**PROMPT:** Pick out every line with the word "许可程序" and copy it.

Stored records:
◆ ◆ ◆ ◆ ◆

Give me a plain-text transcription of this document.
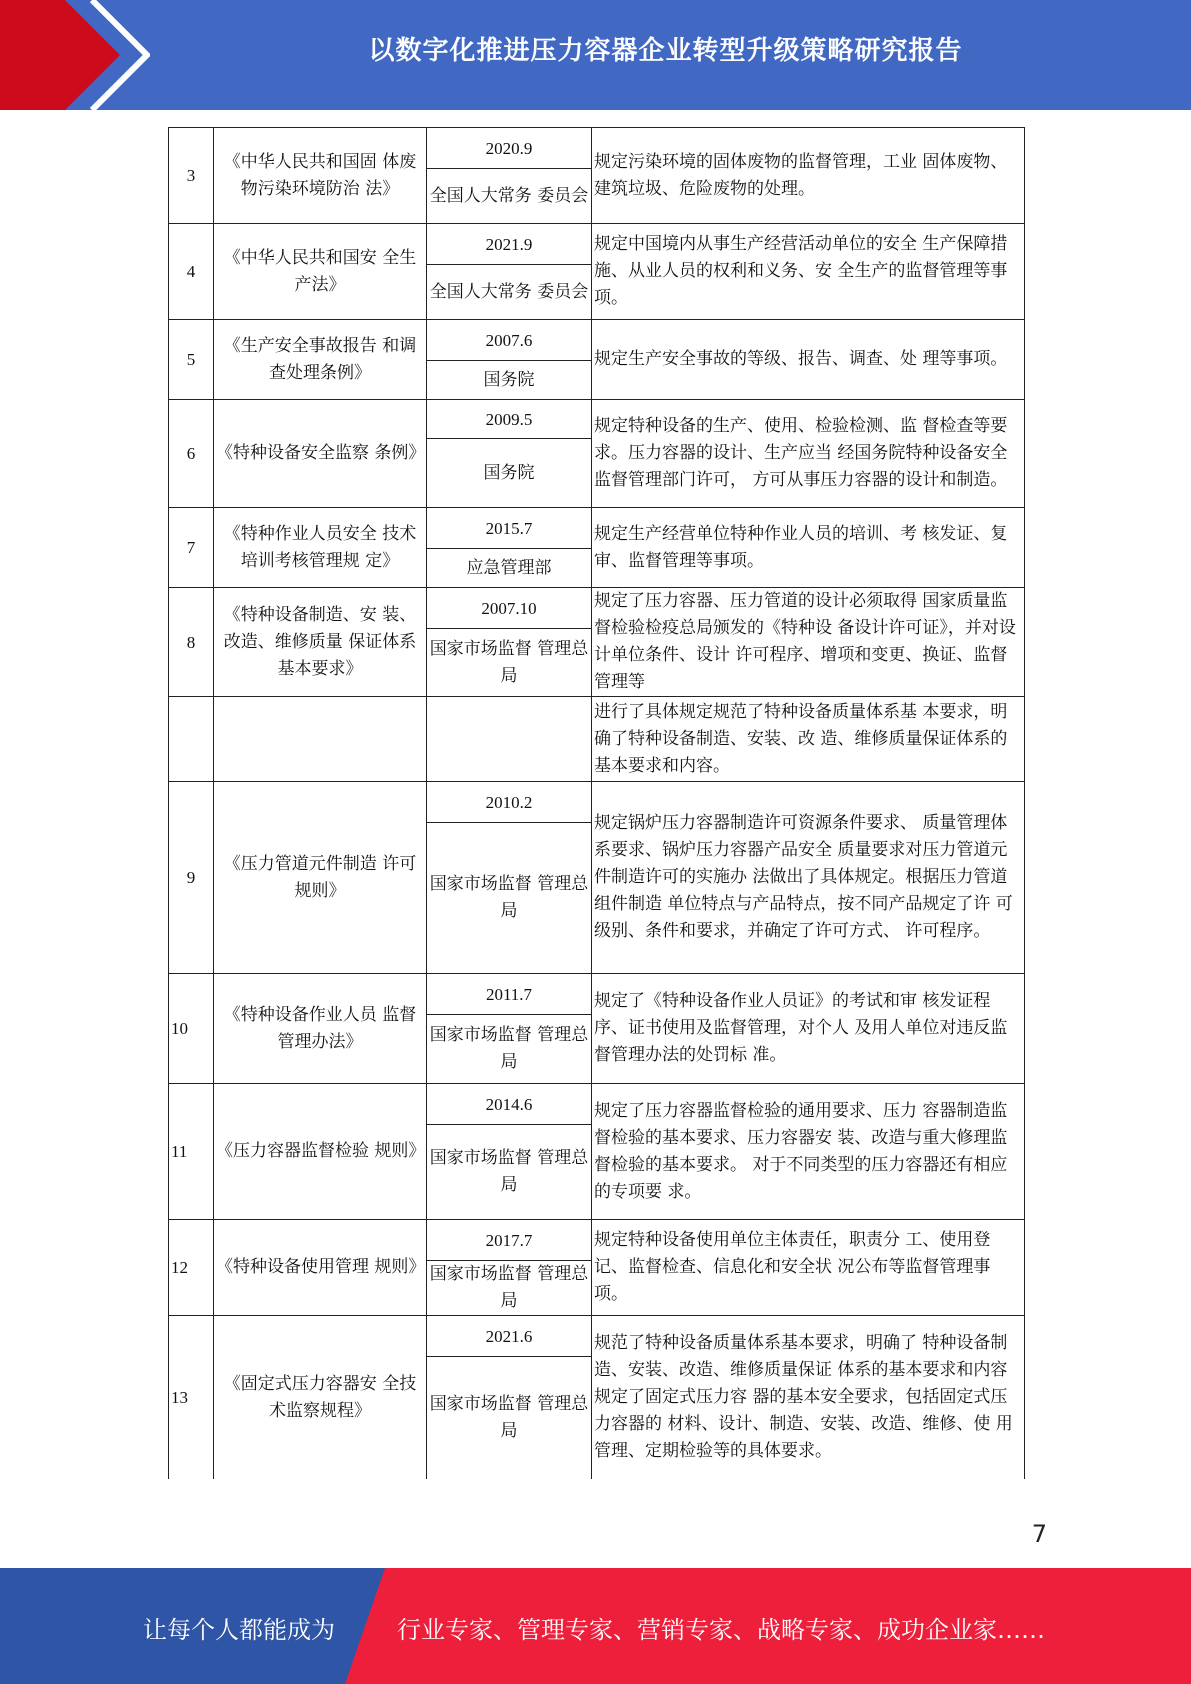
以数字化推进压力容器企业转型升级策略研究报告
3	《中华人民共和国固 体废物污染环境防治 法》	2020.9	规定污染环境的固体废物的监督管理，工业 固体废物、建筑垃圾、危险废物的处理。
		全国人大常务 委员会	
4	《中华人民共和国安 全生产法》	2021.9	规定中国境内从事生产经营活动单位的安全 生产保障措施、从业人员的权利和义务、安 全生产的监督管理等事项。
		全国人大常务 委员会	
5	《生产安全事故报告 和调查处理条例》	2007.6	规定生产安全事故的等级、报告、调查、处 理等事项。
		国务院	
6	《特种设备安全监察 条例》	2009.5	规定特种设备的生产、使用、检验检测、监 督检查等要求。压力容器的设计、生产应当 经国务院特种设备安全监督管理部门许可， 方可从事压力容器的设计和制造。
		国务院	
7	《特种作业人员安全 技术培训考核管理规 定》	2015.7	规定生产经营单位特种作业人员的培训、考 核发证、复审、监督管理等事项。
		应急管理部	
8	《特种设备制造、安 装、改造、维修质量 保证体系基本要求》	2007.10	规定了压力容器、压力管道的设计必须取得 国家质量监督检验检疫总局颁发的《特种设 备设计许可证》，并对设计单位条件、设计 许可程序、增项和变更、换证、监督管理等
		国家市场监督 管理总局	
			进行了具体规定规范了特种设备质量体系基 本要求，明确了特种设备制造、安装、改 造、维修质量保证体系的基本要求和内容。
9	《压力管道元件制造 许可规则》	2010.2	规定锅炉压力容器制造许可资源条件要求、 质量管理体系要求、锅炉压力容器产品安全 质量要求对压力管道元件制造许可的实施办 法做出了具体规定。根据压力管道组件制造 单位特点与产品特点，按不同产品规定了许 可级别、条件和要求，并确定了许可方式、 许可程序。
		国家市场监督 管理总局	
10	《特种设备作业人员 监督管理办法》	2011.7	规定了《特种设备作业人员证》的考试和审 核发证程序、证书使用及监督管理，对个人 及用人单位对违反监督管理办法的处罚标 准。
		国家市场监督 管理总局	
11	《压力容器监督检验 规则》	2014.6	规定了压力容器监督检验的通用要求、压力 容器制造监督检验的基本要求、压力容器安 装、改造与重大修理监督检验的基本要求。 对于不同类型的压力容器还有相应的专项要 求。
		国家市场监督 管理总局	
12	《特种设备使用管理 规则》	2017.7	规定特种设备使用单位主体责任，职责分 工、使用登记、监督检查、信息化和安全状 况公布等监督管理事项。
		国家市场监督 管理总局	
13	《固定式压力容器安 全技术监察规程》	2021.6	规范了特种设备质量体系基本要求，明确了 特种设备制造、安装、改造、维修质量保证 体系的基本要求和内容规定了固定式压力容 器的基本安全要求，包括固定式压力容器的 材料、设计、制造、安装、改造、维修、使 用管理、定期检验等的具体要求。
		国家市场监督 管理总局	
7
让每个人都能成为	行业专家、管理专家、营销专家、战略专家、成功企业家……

◆ ◆ ◆ ◆ ◆

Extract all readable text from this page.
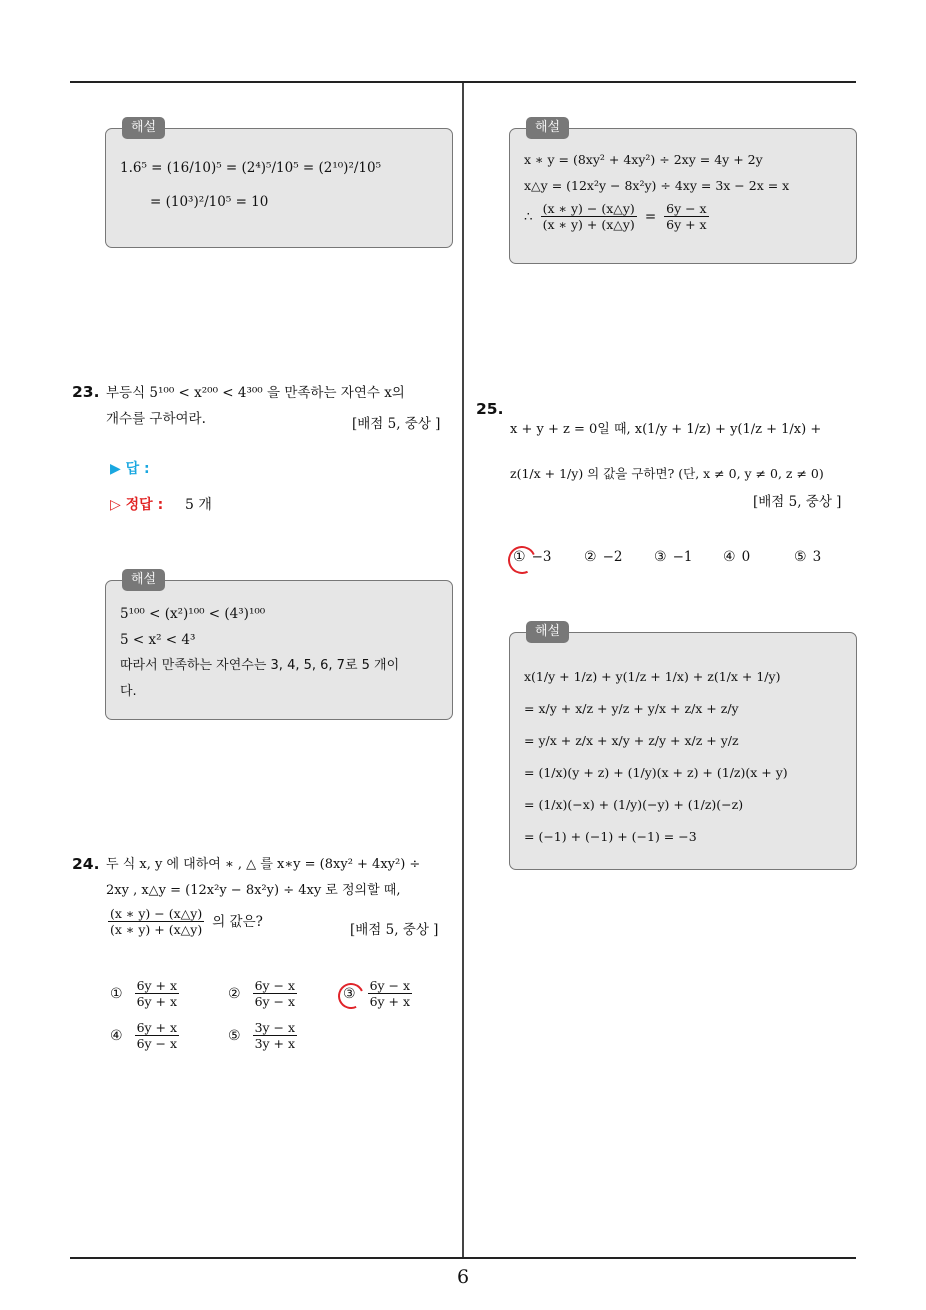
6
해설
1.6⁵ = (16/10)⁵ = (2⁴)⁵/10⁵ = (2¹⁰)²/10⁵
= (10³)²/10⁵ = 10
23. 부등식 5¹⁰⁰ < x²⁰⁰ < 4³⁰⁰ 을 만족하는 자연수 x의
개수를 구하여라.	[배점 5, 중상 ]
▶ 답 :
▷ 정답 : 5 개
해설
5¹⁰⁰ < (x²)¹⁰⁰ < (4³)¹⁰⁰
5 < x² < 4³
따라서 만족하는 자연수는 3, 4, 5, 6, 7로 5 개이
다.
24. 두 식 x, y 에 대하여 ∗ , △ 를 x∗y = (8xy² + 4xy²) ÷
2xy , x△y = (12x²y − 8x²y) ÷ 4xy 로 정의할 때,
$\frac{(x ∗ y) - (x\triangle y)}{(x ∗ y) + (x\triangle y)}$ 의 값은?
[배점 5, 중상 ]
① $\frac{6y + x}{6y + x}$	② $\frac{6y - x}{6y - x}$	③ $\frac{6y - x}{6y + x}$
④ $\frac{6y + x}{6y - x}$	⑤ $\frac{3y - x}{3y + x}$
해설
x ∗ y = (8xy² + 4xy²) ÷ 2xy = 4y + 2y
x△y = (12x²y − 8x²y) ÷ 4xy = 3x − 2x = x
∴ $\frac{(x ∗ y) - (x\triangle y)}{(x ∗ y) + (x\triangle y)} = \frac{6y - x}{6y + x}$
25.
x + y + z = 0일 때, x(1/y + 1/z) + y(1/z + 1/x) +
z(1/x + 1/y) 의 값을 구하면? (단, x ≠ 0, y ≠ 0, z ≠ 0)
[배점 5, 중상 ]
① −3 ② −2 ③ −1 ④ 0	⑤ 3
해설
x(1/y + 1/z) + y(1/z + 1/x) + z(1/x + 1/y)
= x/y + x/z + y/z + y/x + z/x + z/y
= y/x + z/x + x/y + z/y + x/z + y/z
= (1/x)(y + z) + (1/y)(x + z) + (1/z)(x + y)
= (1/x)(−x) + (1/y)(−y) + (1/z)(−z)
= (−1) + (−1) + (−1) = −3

◆ ◆ ◆ ◆ ◆

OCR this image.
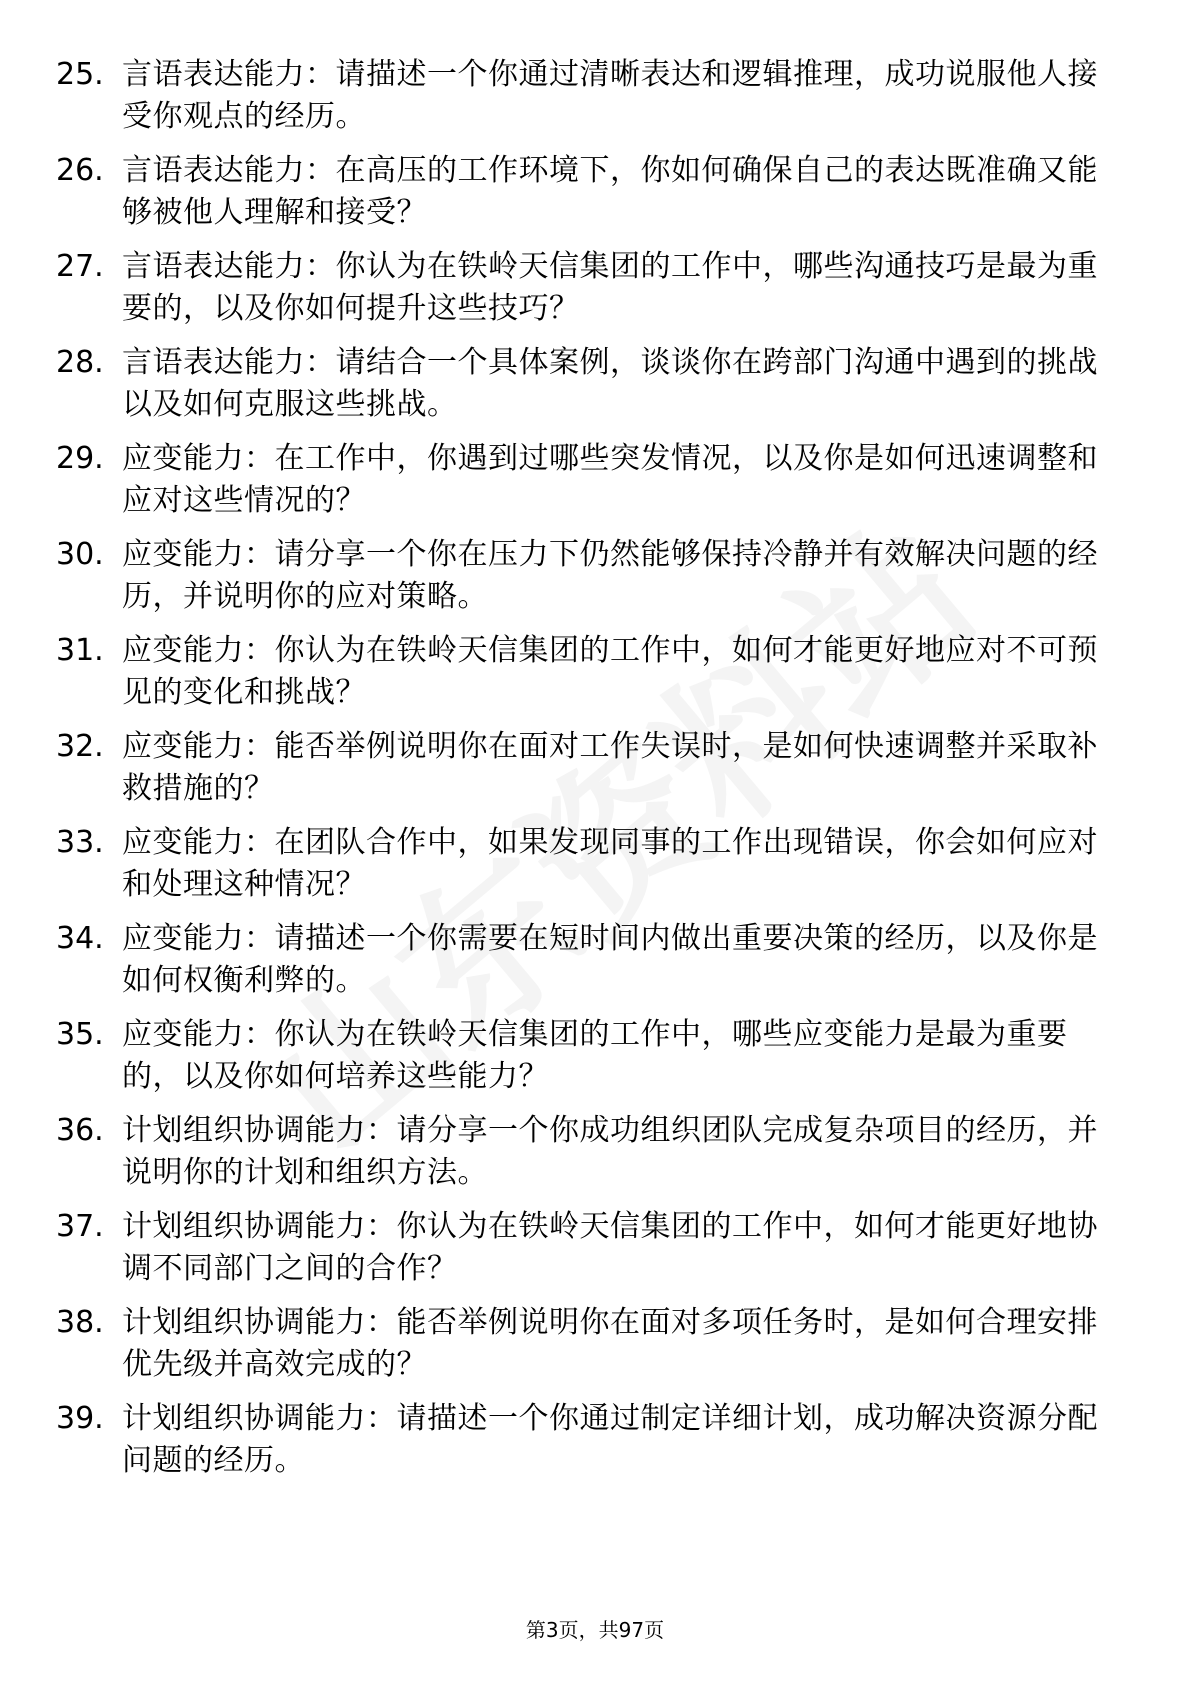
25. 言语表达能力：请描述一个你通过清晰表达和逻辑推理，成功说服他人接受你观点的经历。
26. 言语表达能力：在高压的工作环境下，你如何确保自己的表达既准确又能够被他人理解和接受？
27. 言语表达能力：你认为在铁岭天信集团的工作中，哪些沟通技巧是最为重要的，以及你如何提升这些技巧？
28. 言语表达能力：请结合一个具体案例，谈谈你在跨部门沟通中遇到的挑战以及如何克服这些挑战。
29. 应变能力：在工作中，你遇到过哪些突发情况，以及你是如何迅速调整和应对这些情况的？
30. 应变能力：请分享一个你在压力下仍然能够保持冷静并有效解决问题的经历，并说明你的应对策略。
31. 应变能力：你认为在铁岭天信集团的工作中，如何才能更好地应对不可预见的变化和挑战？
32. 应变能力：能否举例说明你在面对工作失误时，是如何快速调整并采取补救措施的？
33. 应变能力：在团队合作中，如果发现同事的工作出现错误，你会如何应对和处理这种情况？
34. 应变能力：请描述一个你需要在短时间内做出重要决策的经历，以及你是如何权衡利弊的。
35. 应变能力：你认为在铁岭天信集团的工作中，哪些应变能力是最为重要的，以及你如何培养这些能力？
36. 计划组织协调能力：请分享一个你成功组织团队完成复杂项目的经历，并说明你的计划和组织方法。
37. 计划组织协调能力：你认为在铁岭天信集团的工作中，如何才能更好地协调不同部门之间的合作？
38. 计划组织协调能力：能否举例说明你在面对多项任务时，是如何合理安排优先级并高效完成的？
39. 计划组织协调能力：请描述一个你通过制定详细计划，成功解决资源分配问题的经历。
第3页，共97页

◆ ◆ ◆ ◆ ◆

**COMPLETED TASK:**
8	《特种设备制造、安 装、改造、维修质量 保证体系基本要求》	2007.10	规定了压力容器、压力管道的设计必须取得 国家质量监督检验检疫总局颁发的《特种设 备设计许可证》，并对设计单位条件、设计 许可程序、增项和变更、换证、监督管理等
9	《压力管道元件制造 许可规则》	2010.2	规定锅炉压力容器制造许可资源条件要求、 质量管理体系要求、锅炉压力容器产品安全 质量要求对压力管道元件制造许可的实施办 法做出了具体规定。根据压力管道组件制造 单位特点与产品特点，按不同产品规定了许 可级别、条件和要求，并确定了许可方式、 许可程序。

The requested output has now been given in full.